◆ **What you need to do**:
Repeat all the material exactly; pictures stay out of your copy.

START Exercise data

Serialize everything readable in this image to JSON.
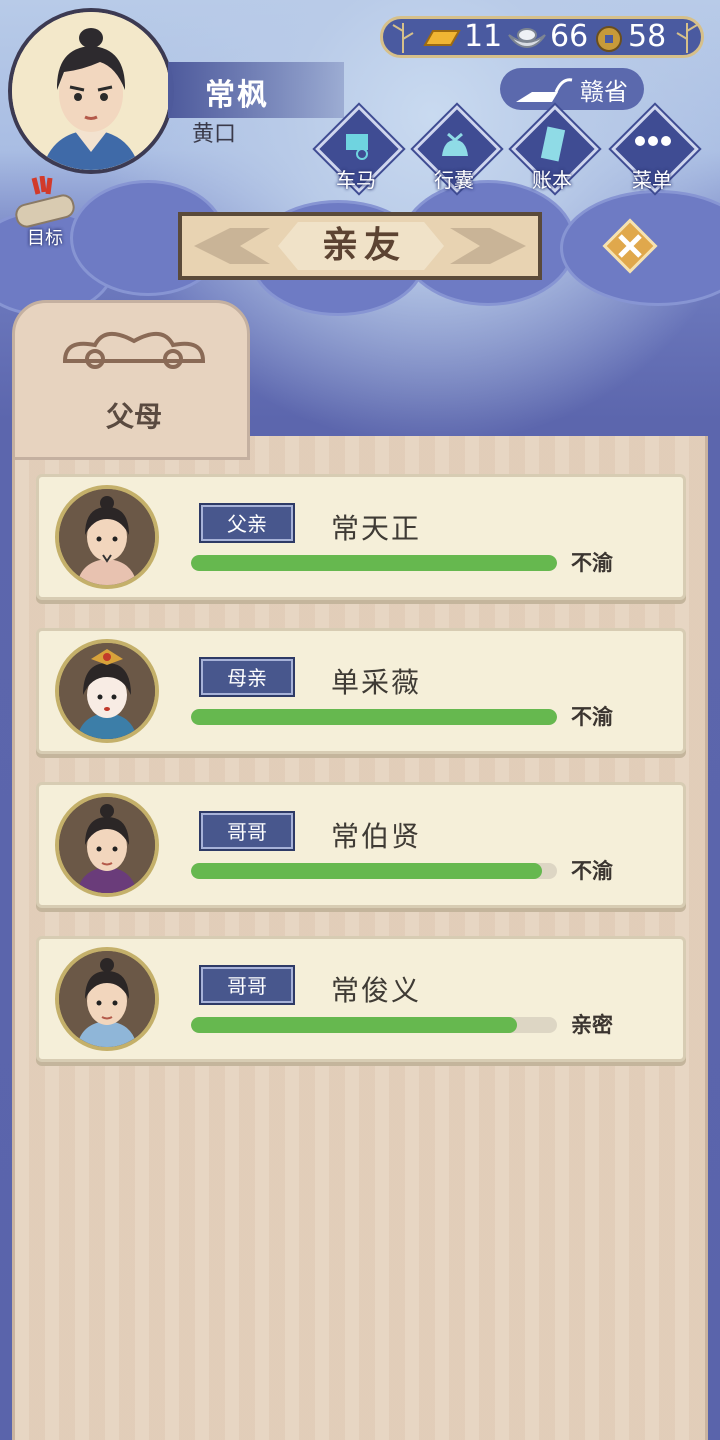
{
  "player": {
    "name": "常枫",
    "title": "黄口"
  },
  "currency": {
    "gold": "11",
    "silver": "66",
    "coin": "58"
  },
  "region": "赣省",
  "nav": {
    "carriage": "车马",
    "luggage": "行囊",
    "ledger": "账本",
    "menu": "菜单"
  },
  "goal_label": "目标",
  "screen_title": "亲友",
  "tab_label": "父母",
  "relatives": [
    {
      "role": "父亲",
      "name": "常天正",
      "status": "不渝",
      "affinity": 1.0
    },
    {
      "role": "母亲",
      "name": "单采薇",
      "status": "不渝",
      "affinity": 1.0
    },
    {
      "role": "哥哥",
      "name": "常伯贤",
      "status": "不渝",
      "affinity": 0.96
    },
    {
      "role": "哥哥",
      "name": "常俊义",
      "status": "亲密",
      "affinity": 0.89
    }
  ],
  "colors": {
    "bar_fill": "#66b84f",
    "tag_bg": "#48578d",
    "panel": "#e6d3bf"
  }
}
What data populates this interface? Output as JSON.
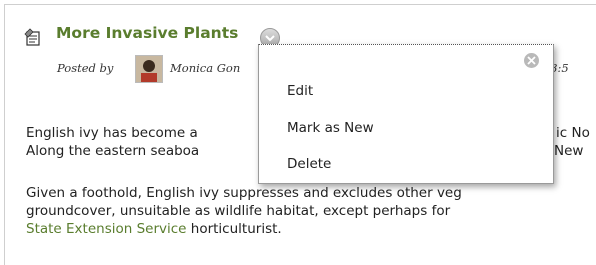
{
  "post": {
    "title": "More Invasive Plants",
    "posted_by": "Posted by",
    "author": "Monica Gon",
    "time": ":03:5"
  },
  "content": {
    "p1_line1_a": "English ivy has become a",
    "p1_line1_b": "ic No",
    "p1_line2_a": "Along the eastern seaboa",
    "p1_line2_b": "New",
    "p2_line1": "Given a foothold, English ivy suppresses and excludes other veg",
    "p2_line2": "groundcover, unsuitable as wildlife habitat, except perhaps for",
    "p2_line3_link": "State Extension Service",
    "p2_line3_rest": " horticulturist."
  },
  "menu": {
    "items": [
      "Edit",
      "Mark as New",
      "Delete"
    ]
  },
  "colors": {
    "title": "#5a7d2e",
    "link": "#5a7d2e"
  }
}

END Exercise data

◆ **The answer**:
Serialize everything readable in this image to JSON.
{
  "player": {
    "name": "常枫",
    "title": "黄口"
  },
  "currency": {
    "gold": "11",
    "silver": "66",
    "coin": "58"
  },
  "region": "赣省",
  "nav": {
    "carriage": "车马",
    "luggage": "行囊",
    "ledger": "账本",
    "menu": "菜单"
  },
  "goal_label": "目标",
  "screen_title": "亲友",
  "tab_label": "父母",
  "relatives": [
    {
      "role": "父亲",
      "name": "常天正",
      "status": "不渝",
      "affinity": 1.0
    },
    {
      "role": "母亲",
      "name": "单采薇",
      "status": "不渝",
      "affinity": 1.0
    },
    {
      "role": "哥哥",
      "name": "常伯贤",
      "status": "不渝",
      "affinity": 0.96
    },
    {
      "role": "哥哥",
      "name": "常俊义",
      "status": "亲密",
      "affinity": 0.89
    }
  ],
  "colors": {
    "bar_fill": "#66b84f",
    "tag_bg": "#48578d",
    "panel": "#e6d3bf"
  }
}
What data populates this interface? Output as JSON.
{
  "post": {
    "title": "More Invasive Plants",
    "posted_by": "Posted by",
    "author": "Monica Gon",
    "time": ":03:5"
  },
  "content": {
    "p1_line1_a": "English ivy has become a",
    "p1_line1_b": "ic No",
    "p1_line2_a": "Along the eastern seaboa",
    "p1_line2_b": "New",
    "p2_line1": "Given a foothold, English ivy suppresses and excludes other veg",
    "p2_line2": "groundcover, unsuitable as wildlife habitat, except perhaps for",
    "p2_line3_link": "State Extension Service",
    "p2_line3_rest": " horticulturist."
  },
  "menu": {
    "items": [
      "Edit",
      "Mark as New",
      "Delete"
    ]
  },
  "colors": {
    "title": "#5a7d2e",
    "link": "#5a7d2e"
  }
}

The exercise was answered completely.